4. Hukuk Dairesi 2013/7506 E. , 2014/4013 K.
"İçtihat Metni"MAHKEMESİ : Ankara 23. Asliye Hukuk Mahkemesi
TARİHİ : 07/03/2013
NUMARASI : 2012/26-2013/109
Davacı Z.. B.. vekili tarafından, davalı N.. B.. aleyhine 12/01/2012 gününde verilen dilekçe ile manevi tazminat istenmesi üzerine mahkemece yapılan yargılama sonunda; davanın kısmen kabulüne dair verilen 07/03/2013 günlü kararın Yargıtay’ca incelenmesi davacı ve davalı vekilleri tarafından süresi içinde istenilmekle temyiz dilekçelerinin kabulüne karar verildikten sonra tetkik hakimi tarafından hazırlanan rapor ile dosya içerisindeki kağıtlar incelenerek gereği görüşüldü.
1-Dosyadaki yazılara, kararın dayandığı kanıtlarla yasaya uygun gerektirici nedenlere, özellikle delillerin değerlendirilmesinde bir isabetsizlik görülmemesine göre davacının tüm davalının aşağıdaki bendin kapsamı dışında kalan temyiz itirazları reddedilmelidir.
2-Davalının diğer temyiz itirazlarının incelenmesinde;
Dava, kişilik haklarına saldırı nedeni ile manevi tazminat ödetilmesi istemine ilişkindir. Mahkemece, istemin bir bölümü kabul edilmiş; karar, davacı ve davalı tarafından temyiz edilmiştir.
----
**İstenenler**.
**a.** Karar metninde "1-Dosyadaki yazılara, kararın" ifadesinden aşağıya doğru "tarafından temyiz edilmiştir." ifadesine kadar her şeyi değiştirmeden geri verin.
**b.** Karar metninde adı geçen mahkeme ve daireleri sıralayın.
**c.** Karar metnine göre dava hangi isteme ilişkindir?
Yalnızca karar metnindeki bilgilere dayanın.

**Veri kümesi kesiti**.
----
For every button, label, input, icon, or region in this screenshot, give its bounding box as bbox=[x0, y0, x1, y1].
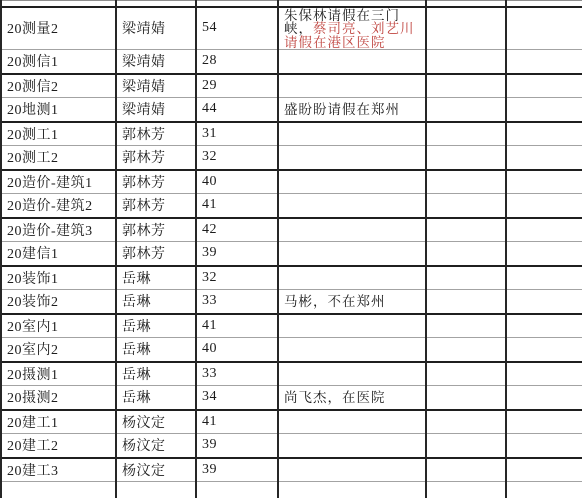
cell-class-name[interactable]: 20测工2 bbox=[1, 146, 116, 170]
cell-count[interactable]: 41 bbox=[196, 410, 278, 434]
cell-count[interactable]: 29 bbox=[196, 74, 278, 98]
note-text: 马彬，不在郑州 bbox=[284, 294, 386, 309]
cell-empty[interactable] bbox=[506, 458, 582, 482]
cell-count[interactable]: 41 bbox=[196, 314, 278, 338]
note-text: 尚飞杰，在医院 bbox=[284, 390, 386, 405]
cell-teacher[interactable]: 郭林芳 bbox=[116, 122, 196, 146]
cell-class-name[interactable]: 20建工1 bbox=[1, 410, 116, 434]
cell-note[interactable] bbox=[278, 410, 426, 434]
cell-note[interactable]: 朱保林请假在三门峡，蔡司亮、刘艺川请假在港区医院 bbox=[278, 7, 426, 50]
partial-row-bottom bbox=[1, 482, 582, 498]
cell-note[interactable]: 马彬，不在郑州 bbox=[278, 290, 426, 314]
cell-class-name[interactable]: 20建信1 bbox=[1, 242, 116, 266]
cell-teacher[interactable]: 岳琳 bbox=[116, 362, 196, 386]
cell-note[interactable] bbox=[278, 314, 426, 338]
table-row: 20地测1梁靖婧44盛盼盼请假在郑州 bbox=[1, 98, 582, 122]
cell-count[interactable]: 40 bbox=[196, 170, 278, 194]
cell-note[interactable]: 尚飞杰，在医院 bbox=[278, 386, 426, 410]
cell-note[interactable] bbox=[278, 122, 426, 146]
spreadsheet-viewport: 20测量2梁靖婧54朱保林请假在三门峡，蔡司亮、刘艺川请假在港区医院20测信1梁… bbox=[0, 0, 582, 498]
cell-empty[interactable] bbox=[506, 410, 582, 434]
cell-note[interactable]: 盛盼盼请假在郑州 bbox=[278, 98, 426, 122]
cell-empty[interactable] bbox=[506, 170, 582, 194]
cell-class-name[interactable]: 20造价-建筑1 bbox=[1, 170, 116, 194]
table-row: 20造价-建筑1郭林芳40 bbox=[1, 170, 582, 194]
cell-teacher[interactable]: 郭林芳 bbox=[116, 170, 196, 194]
cell-empty[interactable] bbox=[506, 362, 582, 386]
cell-note[interactable] bbox=[278, 338, 426, 362]
cell-note[interactable] bbox=[278, 146, 426, 170]
cell-empty[interactable] bbox=[426, 458, 506, 482]
cell-empty[interactable] bbox=[426, 74, 506, 98]
cell-class-name[interactable]: 20测量2 bbox=[1, 7, 116, 50]
table-row: 20室内2岳琳40 bbox=[1, 338, 582, 362]
cell-empty[interactable] bbox=[278, 482, 426, 498]
cell-count[interactable]: 39 bbox=[196, 434, 278, 458]
cell-count[interactable]: 32 bbox=[196, 146, 278, 170]
cell-class-name[interactable]: 20建工3 bbox=[1, 458, 116, 482]
cell-count[interactable]: 32 bbox=[196, 266, 278, 290]
cell-empty[interactable] bbox=[506, 218, 582, 242]
cell-class-name[interactable]: 20装饰2 bbox=[1, 290, 116, 314]
cell-note[interactable] bbox=[278, 458, 426, 482]
cell-empty[interactable] bbox=[506, 7, 582, 50]
cell-teacher[interactable]: 岳琳 bbox=[116, 338, 196, 362]
cell-empty[interactable] bbox=[426, 434, 506, 458]
cell-empty[interactable] bbox=[426, 266, 506, 290]
cell-empty[interactable] bbox=[506, 50, 582, 74]
cell-empty[interactable] bbox=[506, 242, 582, 266]
cell-note[interactable] bbox=[278, 218, 426, 242]
cell-teacher[interactable]: 郭林芳 bbox=[116, 242, 196, 266]
cell-empty[interactable] bbox=[506, 314, 582, 338]
cell-empty[interactable] bbox=[426, 7, 506, 50]
cell-teacher[interactable]: 岳琳 bbox=[116, 386, 196, 410]
cell-class-name[interactable]: 20地测1 bbox=[1, 98, 116, 122]
cell-empty[interactable] bbox=[426, 170, 506, 194]
cell-count[interactable]: 33 bbox=[196, 290, 278, 314]
cell-empty[interactable] bbox=[426, 314, 506, 338]
table-row: 20室内1岳琳41 bbox=[1, 314, 582, 338]
cell-teacher[interactable]: 岳琳 bbox=[116, 290, 196, 314]
cell-note[interactable] bbox=[278, 362, 426, 386]
table-row: 20造价-建筑3郭林芳42 bbox=[1, 218, 582, 242]
table-row: 20造价-建筑2郭林芳41 bbox=[1, 194, 582, 218]
cell-empty[interactable] bbox=[506, 146, 582, 170]
cell-empty[interactable] bbox=[506, 98, 582, 122]
cell-empty[interactable] bbox=[506, 122, 582, 146]
cell-teacher[interactable]: 郭林芳 bbox=[116, 194, 196, 218]
cell-count[interactable]: 39 bbox=[196, 458, 278, 482]
table-row: 20建工1杨汶定41 bbox=[1, 410, 582, 434]
cell-count[interactable]: 33 bbox=[196, 362, 278, 386]
table-row: 20摄测1岳琳33 bbox=[1, 362, 582, 386]
cell-teacher[interactable]: 梁靖婧 bbox=[116, 7, 196, 50]
cell-note[interactable] bbox=[278, 74, 426, 98]
cell-teacher[interactable]: 杨汶定 bbox=[116, 410, 196, 434]
cell-teacher[interactable]: 梁靖婧 bbox=[116, 74, 196, 98]
cell-class-name[interactable]: 20室内1 bbox=[1, 314, 116, 338]
cell-teacher[interactable]: 岳琳 bbox=[116, 266, 196, 290]
cell-empty[interactable] bbox=[506, 194, 582, 218]
cell-class-name[interactable]: 20测信1 bbox=[1, 50, 116, 74]
cell-empty[interactable] bbox=[196, 482, 278, 498]
cell-empty[interactable] bbox=[506, 266, 582, 290]
cell-empty[interactable] bbox=[426, 290, 506, 314]
table-row: 20建工3杨汶定39 bbox=[1, 458, 582, 482]
cell-empty[interactable] bbox=[426, 386, 506, 410]
table-row: 20建信1郭林芳39 bbox=[1, 242, 582, 266]
cell-empty[interactable] bbox=[426, 50, 506, 74]
cell-class-name[interactable]: 20测工1 bbox=[1, 122, 116, 146]
roster-table: 20测量2梁靖婧54朱保林请假在三门峡，蔡司亮、刘艺川请假在港区医院20测信1梁… bbox=[0, 0, 582, 498]
cell-teacher[interactable]: 梁靖婧 bbox=[116, 50, 196, 74]
cell-empty[interactable] bbox=[1, 482, 116, 498]
cell-empty[interactable] bbox=[426, 146, 506, 170]
cell-empty[interactable] bbox=[426, 122, 506, 146]
cell-empty[interactable] bbox=[116, 482, 196, 498]
cell-class-name[interactable]: 20建工2 bbox=[1, 434, 116, 458]
cell-empty[interactable] bbox=[426, 410, 506, 434]
cell-class-name[interactable]: 20室内2 bbox=[1, 338, 116, 362]
table-row: 20装饰1岳琳32 bbox=[1, 266, 582, 290]
cell-empty[interactable] bbox=[506, 386, 582, 410]
cell-empty[interactable] bbox=[426, 218, 506, 242]
cell-empty[interactable] bbox=[426, 482, 506, 498]
table-row: 20测工2郭林芳32 bbox=[1, 146, 582, 170]
cell-count[interactable]: 44 bbox=[196, 98, 278, 122]
table-row: 20装饰2岳琳33马彬，不在郑州 bbox=[1, 290, 582, 314]
note-text: 盛盼盼请假在郑州 bbox=[284, 102, 400, 117]
cell-teacher[interactable]: 杨汶定 bbox=[116, 434, 196, 458]
cell-count[interactable]: 34 bbox=[196, 386, 278, 410]
cell-empty[interactable] bbox=[506, 434, 582, 458]
table-row: 20测工1郭林芳31 bbox=[1, 122, 582, 146]
cell-note[interactable] bbox=[278, 194, 426, 218]
cell-note[interactable] bbox=[278, 242, 426, 266]
cell-empty[interactable] bbox=[506, 74, 582, 98]
cell-class-name[interactable]: 20摄测2 bbox=[1, 386, 116, 410]
cell-empty[interactable] bbox=[426, 362, 506, 386]
cell-empty[interactable] bbox=[506, 338, 582, 362]
table-row: 20摄测2岳琳34尚飞杰，在医院 bbox=[1, 386, 582, 410]
cell-empty[interactable] bbox=[506, 290, 582, 314]
cell-count[interactable]: 42 bbox=[196, 218, 278, 242]
cell-count[interactable]: 41 bbox=[196, 194, 278, 218]
cell-teacher[interactable]: 岳琳 bbox=[116, 314, 196, 338]
cell-note[interactable] bbox=[278, 50, 426, 74]
table-row: 20测量2梁靖婧54朱保林请假在三门峡，蔡司亮、刘艺川请假在港区医院 bbox=[1, 7, 582, 50]
cell-count[interactable]: 54 bbox=[196, 7, 278, 50]
cell-empty[interactable] bbox=[426, 194, 506, 218]
cell-class-name[interactable]: 20造价-建筑3 bbox=[1, 218, 116, 242]
cell-class-name[interactable]: 20测信2 bbox=[1, 74, 116, 98]
cell-teacher[interactable]: 杨汶定 bbox=[116, 458, 196, 482]
cell-note[interactable] bbox=[278, 434, 426, 458]
cell-count[interactable]: 39 bbox=[196, 242, 278, 266]
cell-class-name[interactable]: 20装饰1 bbox=[1, 266, 116, 290]
cell-note[interactable] bbox=[278, 170, 426, 194]
cell-count[interactable]: 31 bbox=[196, 122, 278, 146]
cell-teacher[interactable]: 郭林芳 bbox=[116, 218, 196, 242]
cell-empty[interactable] bbox=[426, 242, 506, 266]
cell-empty[interactable] bbox=[506, 482, 582, 498]
table-row: 20建工2杨汶定39 bbox=[1, 434, 582, 458]
cell-teacher[interactable]: 郭林芳 bbox=[116, 146, 196, 170]
cell-empty[interactable] bbox=[426, 98, 506, 122]
cell-count[interactable]: 40 bbox=[196, 338, 278, 362]
cell-class-name[interactable]: 20造价-建筑2 bbox=[1, 194, 116, 218]
cell-teacher[interactable]: 梁靖婧 bbox=[116, 98, 196, 122]
cell-class-name[interactable]: 20摄测1 bbox=[1, 362, 116, 386]
roster-table-body: 20测量2梁靖婧54朱保林请假在三门峡，蔡司亮、刘艺川请假在港区医院20测信1梁… bbox=[1, 1, 582, 498]
table-row: 20测信1梁靖婧28 bbox=[1, 50, 582, 74]
cell-note[interactable] bbox=[278, 266, 426, 290]
cell-empty[interactable] bbox=[426, 338, 506, 362]
cell-count[interactable]: 28 bbox=[196, 50, 278, 74]
table-row: 20测信2梁靖婧29 bbox=[1, 74, 582, 98]
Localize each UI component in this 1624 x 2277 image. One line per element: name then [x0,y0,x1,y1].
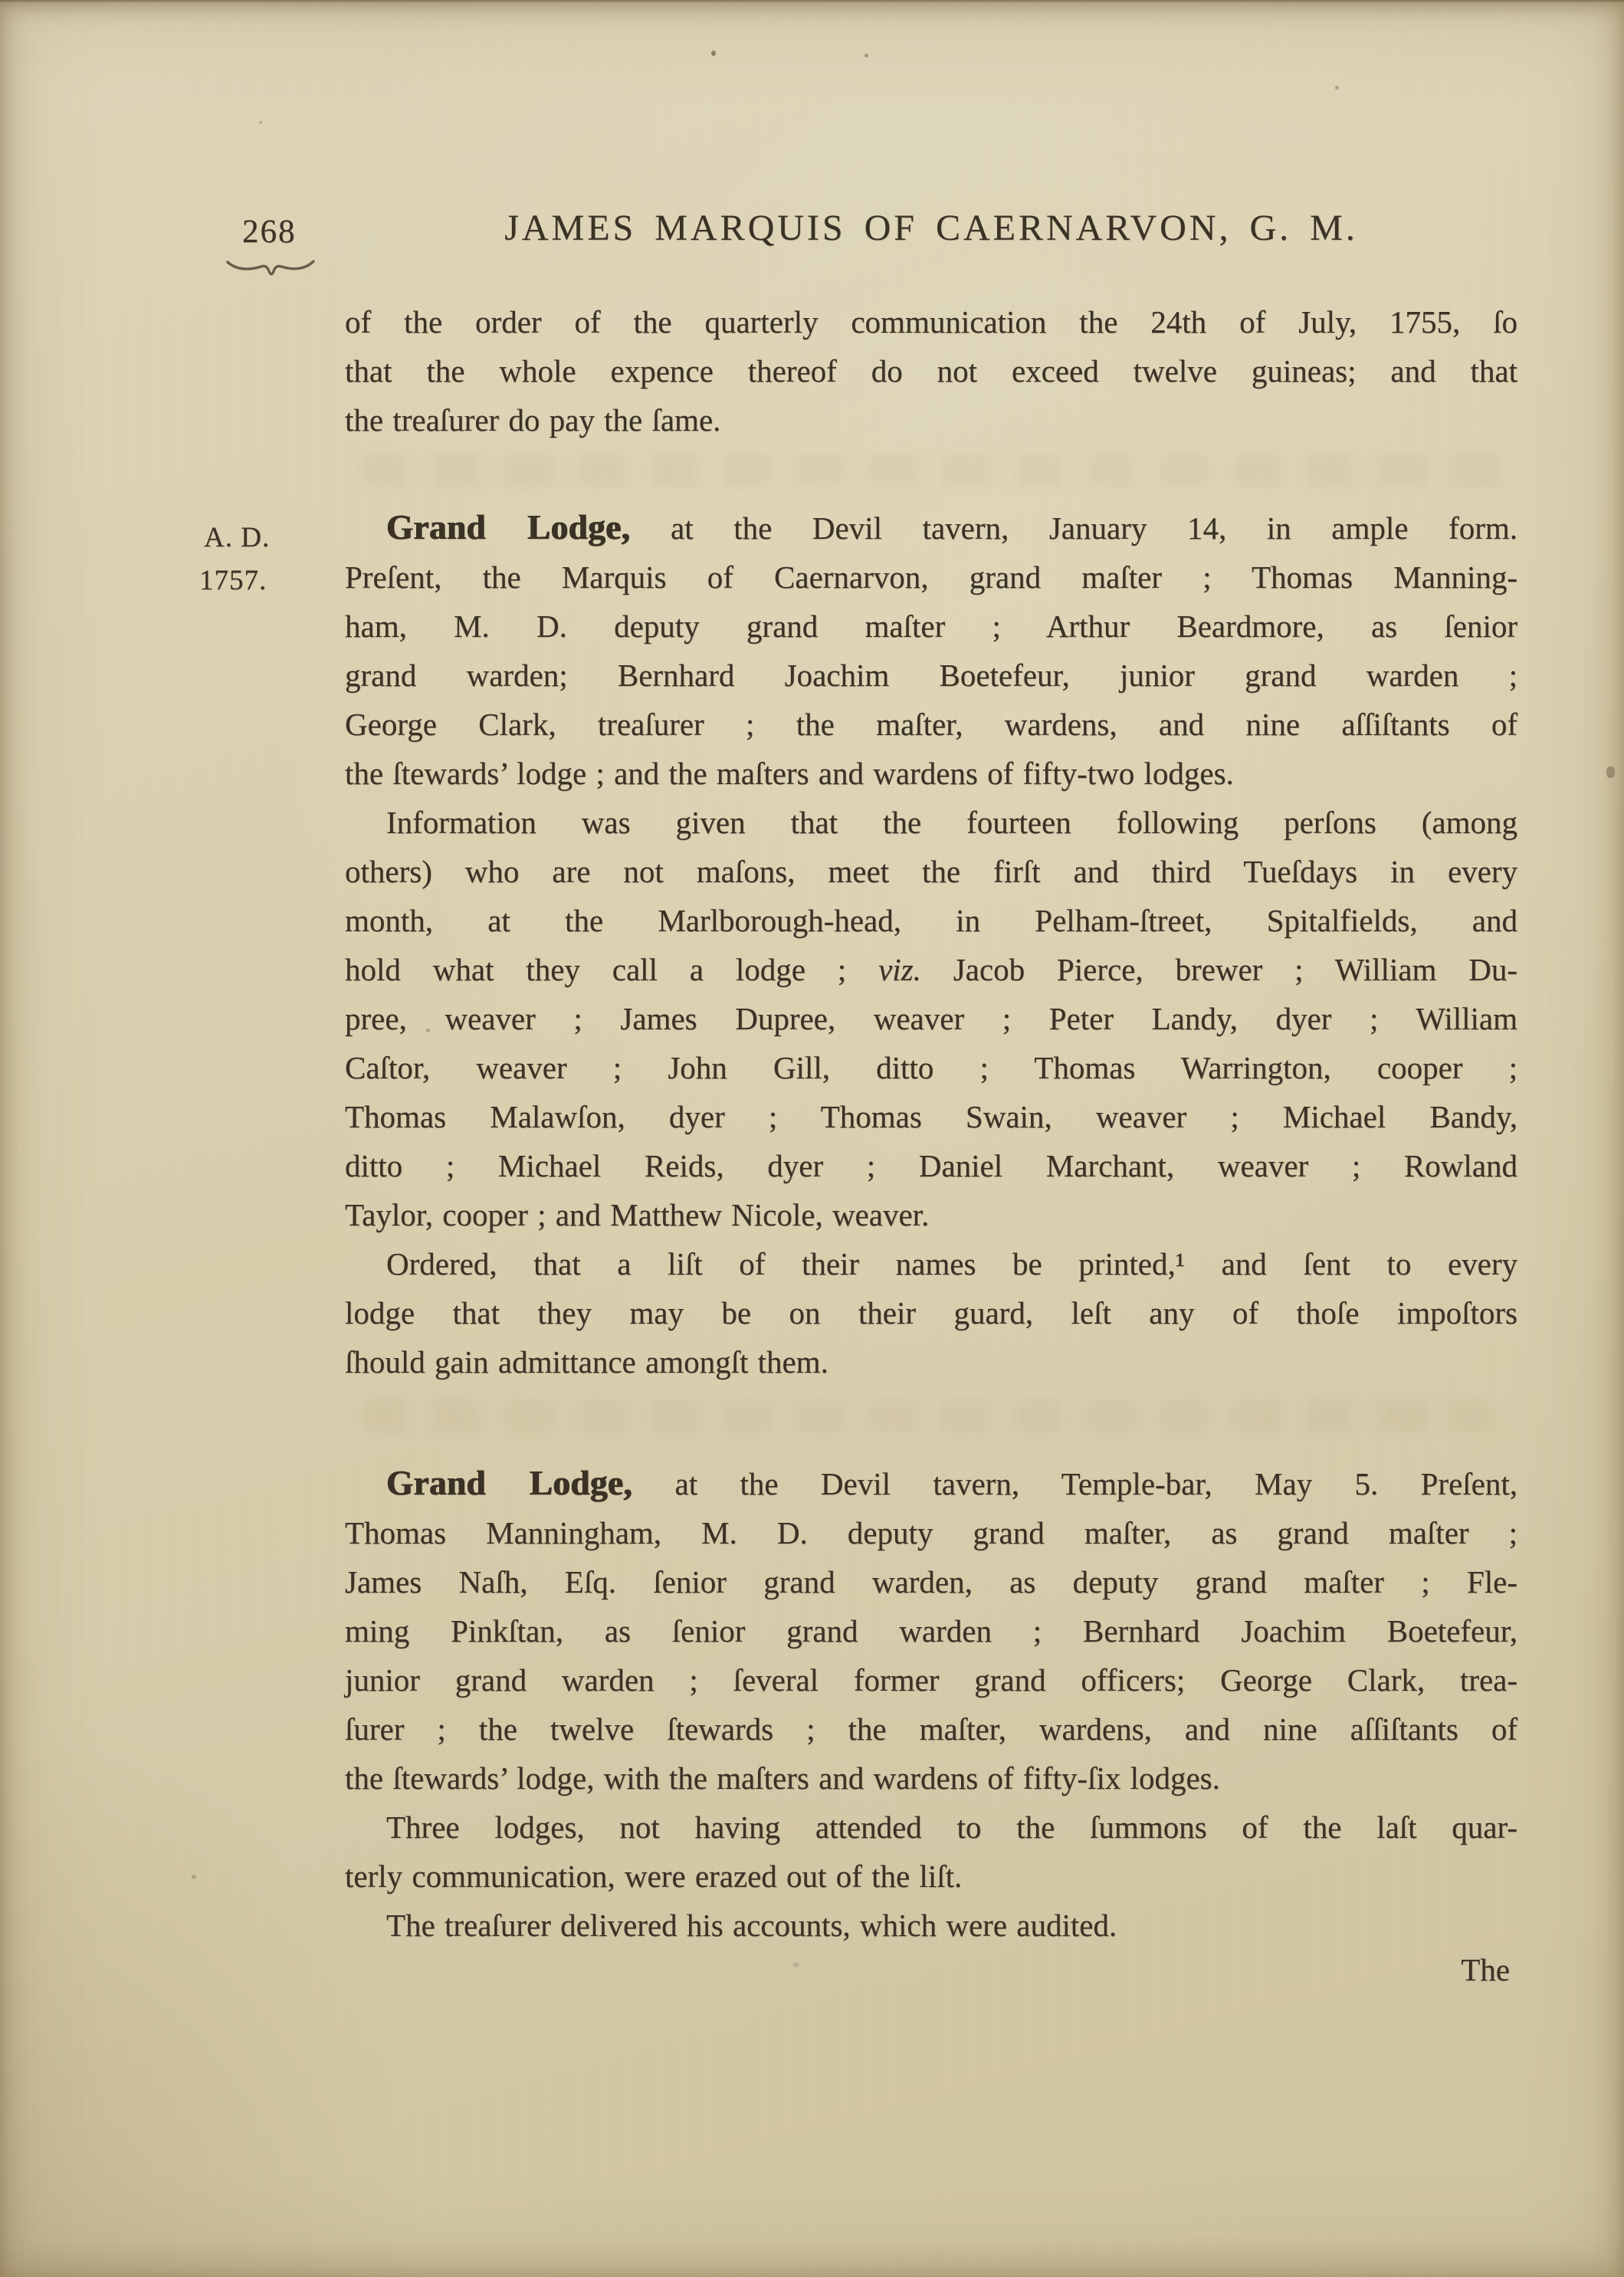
----
**Alıştırma sonuçları**.
**a.**
1-Dosyadaki yazılara, kararın dayandığı kanıtlarla yasaya uygun gerektirici nedenlere, özellikle delillerin değerlendirilmesinde bir isabetsizlik görülmemesine göre davacının tüm davalının aşağıdaki bendin kapsamı dışında kalan temyiz itirazları reddedilmelidir.
2-Davalının diğer temyiz itirazlarının incelenmesinde;
Dava, kişilik haklarına saldırı nedeni ile manevi tazminat ödetilmesi istemine ilişkindir. Mahkemece, istemin bir bölümü kabul edilmiş; karar, davacı ve davalı tarafından temyiz edilmiştir.

**b.** 4. Hukuk Dairesi, Ankara 23. Asliye Hukuk Mahkemesi, Yargıtay

**c.** Kişilik haklarına saldırı nedeniyle manevi tazminat ödetilmesi istemine.